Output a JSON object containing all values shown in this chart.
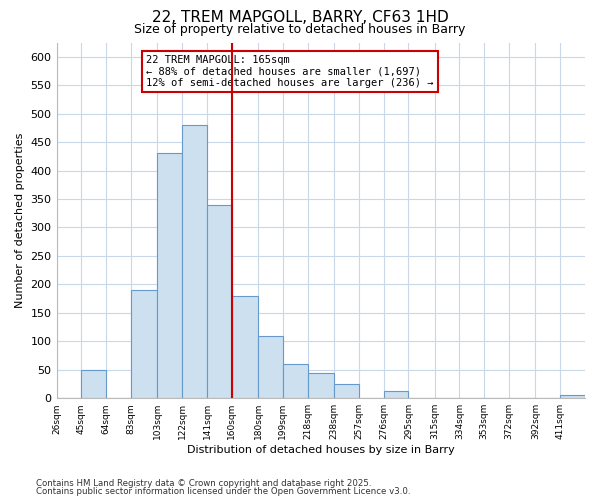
{
  "title": "22, TREM MAPGOLL, BARRY, CF63 1HD",
  "subtitle": "Size of property relative to detached houses in Barry",
  "xlabel": "Distribution of detached houses by size in Barry",
  "ylabel": "Number of detached properties",
  "bin_edges": [
    26,
    45,
    64,
    83,
    103,
    122,
    141,
    160,
    180,
    199,
    218,
    238,
    257,
    276,
    295,
    315,
    334,
    353,
    372,
    392,
    411
  ],
  "bin_labels": [
    "26sqm",
    "45sqm",
    "64sqm",
    "83sqm",
    "103sqm",
    "122sqm",
    "141sqm",
    "160sqm",
    "180sqm",
    "199sqm",
    "218sqm",
    "238sqm",
    "257sqm",
    "276sqm",
    "295sqm",
    "315sqm",
    "334sqm",
    "353sqm",
    "372sqm",
    "392sqm",
    "411sqm"
  ],
  "bin_values": [
    0,
    50,
    0,
    190,
    430,
    480,
    340,
    180,
    110,
    60,
    45,
    25,
    0,
    12,
    0,
    0,
    0,
    0,
    0,
    0,
    5
  ],
  "bar_color": "#cce0f0",
  "bar_edge_color": "#6699cc",
  "marker_value": 160,
  "marker_label": "22 TREM MAPGOLL: 165sqm",
  "annotation_line1": "← 88% of detached houses are smaller (1,697)",
  "annotation_line2": "12% of semi-detached houses are larger (236) →",
  "marker_color": "#cc0000",
  "footnote1": "Contains HM Land Registry data © Crown copyright and database right 2025.",
  "footnote2": "Contains public sector information licensed under the Open Government Licence v3.0.",
  "ylim": [
    0,
    625
  ],
  "yticks": [
    0,
    50,
    100,
    150,
    200,
    250,
    300,
    350,
    400,
    450,
    500,
    550,
    600
  ],
  "background_color": "#ffffff",
  "grid_color": "#c8d8e8"
}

--------------------------------------------------

* [The request]:
Filter the listing above for the string "detached" and copy every matching line.

* [Correct answer]:
  "subtitle": "Size of property relative to detached houses in Barry",
  "xlabel": "Distribution of detached houses by size in Barry",
  "ylabel": "Number of detached properties",
  "annotation_line1": "← 88% of detached houses are smaller (1,697)",
  "annotation_line2": "12% of semi-detached houses are larger (236) →",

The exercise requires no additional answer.